** Dataset records follows **

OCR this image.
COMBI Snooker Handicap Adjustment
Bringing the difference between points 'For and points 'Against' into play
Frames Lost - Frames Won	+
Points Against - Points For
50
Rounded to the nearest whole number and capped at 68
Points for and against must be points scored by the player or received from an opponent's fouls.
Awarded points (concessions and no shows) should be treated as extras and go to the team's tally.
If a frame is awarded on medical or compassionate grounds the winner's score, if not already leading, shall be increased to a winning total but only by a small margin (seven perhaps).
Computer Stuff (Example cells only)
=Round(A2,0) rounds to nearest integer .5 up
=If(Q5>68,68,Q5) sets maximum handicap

** End of Dataset records **

**Task details:** Would you reproduce the whole listing above, word for word?

**Response area:**
OCR this image.
COMBI Snooker Handicap Adjustment
Bringing the difference between points 'For and points 'Against' into play
Frames Lost - Frames Won	+
Points Against - Points For
50
Rounded to the nearest whole number and capped at 68
Points for and against must be points scored by the player or received from an opponent's fouls.
Awarded points (concessions and no shows) should be treated as extras and go to the team's tally.
If a frame is awarded on medical or compassionate grounds the winner's score, if not already leading, shall be increased to a winning total but only by a small margin (seven perhaps).
Computer Stuff (Example cells only)
=Round(A2,0) rounds to nearest integer .5 up
=If(Q5>68,68,Q5) sets maximum handicap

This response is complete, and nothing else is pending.